The exercise >> Narrow the data below down to the lines containing "办理失败".

Stored data:

◆ ◆ ◆ ◆

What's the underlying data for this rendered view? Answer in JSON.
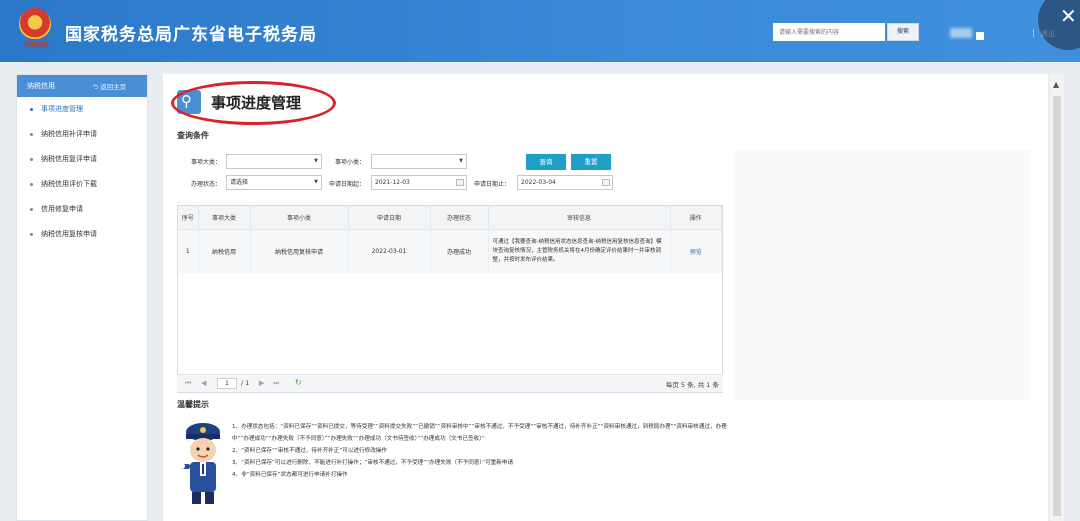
{
  "header": {
    "title": "国家税务总局广东省电子税务局",
    "emblem_caption": "中国税务",
    "search_placeholder": "请输入需要搜索的内容",
    "search_button": "搜索",
    "separator": "|",
    "logout": "退出",
    "close_glyph": "✕"
  },
  "sidebar": {
    "header": "纳税信用",
    "home_link": "返回主页",
    "items": [
      {
        "label": "事项进度管理",
        "active": true
      },
      {
        "label": "纳税信用补评申请"
      },
      {
        "label": "纳税信用复评申请"
      },
      {
        "label": "纳税信用评价下载"
      },
      {
        "label": "信用修复申请"
      },
      {
        "label": "纳税信用复核申请"
      }
    ]
  },
  "main": {
    "page_title": "事项进度管理",
    "query_title": "查询条件",
    "labels": {
      "category": "事项大类：",
      "subcategory": "事项小类：",
      "status": "办理状态：",
      "date_from": "申请日期起：",
      "date_to": "申请日期止："
    },
    "values": {
      "category": "",
      "subcategory": "",
      "status": "请选择",
      "date_from": "2021-12-03",
      "date_to": "2022-03-04"
    },
    "buttons": {
      "query": "查询",
      "reset": "重置"
    },
    "table": {
      "headers": [
        "序号",
        "事项大类",
        "事项小类",
        "申请日期",
        "办理状态",
        "审核信息",
        "操作"
      ],
      "row": {
        "index": "1",
        "category": "纳税信用",
        "subcategory": "纳税信用复核申请",
        "date": "2022-03-01",
        "status": "办理成功",
        "info": "可通过【我要查询-纳税信用状态信息查询-纳税信用复核信息查询】模块查询复核情况，主管税务机关将在4月份确定评价结果时一并审核调整，并按时发布评价结果。",
        "action": "预览"
      }
    },
    "pager": {
      "first": "⏮",
      "prev": "◀",
      "page": "1",
      "total": "/ 1",
      "next": "▶",
      "last": "⏭",
      "refresh": "↻",
      "summary": "每页 5 条, 共 1 条"
    },
    "tips_title": "温馨提示",
    "tips": [
      "1、办理状态包括：“资料已保存”“资料已提交，等待受理”“资料提交失败”“已撤销”“资料审核中”“审核不通过，不予受理”“审核不通过，待补齐补正”“资料审核通过，到税局办理”“资料审核通过，办理中”“办理成功”“办理失败（不予同意）”“办理失败”“办理成功（文书待签收）”“办理成功（文书已签收）”",
      "2、“资料已保存”“审核不通过，待补齐补正”可以进行修改操作",
      "3、“资料已保存”可以进行删除，不能进行补打操作；“审核不通过，不予受理”“办理失败（不予同意）”可重新申请",
      "4、非“资料已保存”状态都可进行申请补打操作"
    ]
  }
}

◆ ◆ ◆ ◆

Correct response >>
      "1、办理状态包括：“资料已保存”“资料已提交，等待受理”“资料提交失败”“已撤销”“资料审核中”“审核不通过，不予受理”“审核不通过，待补齐补正”“资料审核通过，到税局办理”“资料审核通过，办理中”“办理成功”“办理失败（不予同意）”“办理失败”“办理成功（文书待签收）”“办理成功（文书已签收）”",
      "3、“资料已保存”可以进行删除，不能进行补打操作；“审核不通过，不予受理”“办理失败（不予同意）”可重新申请",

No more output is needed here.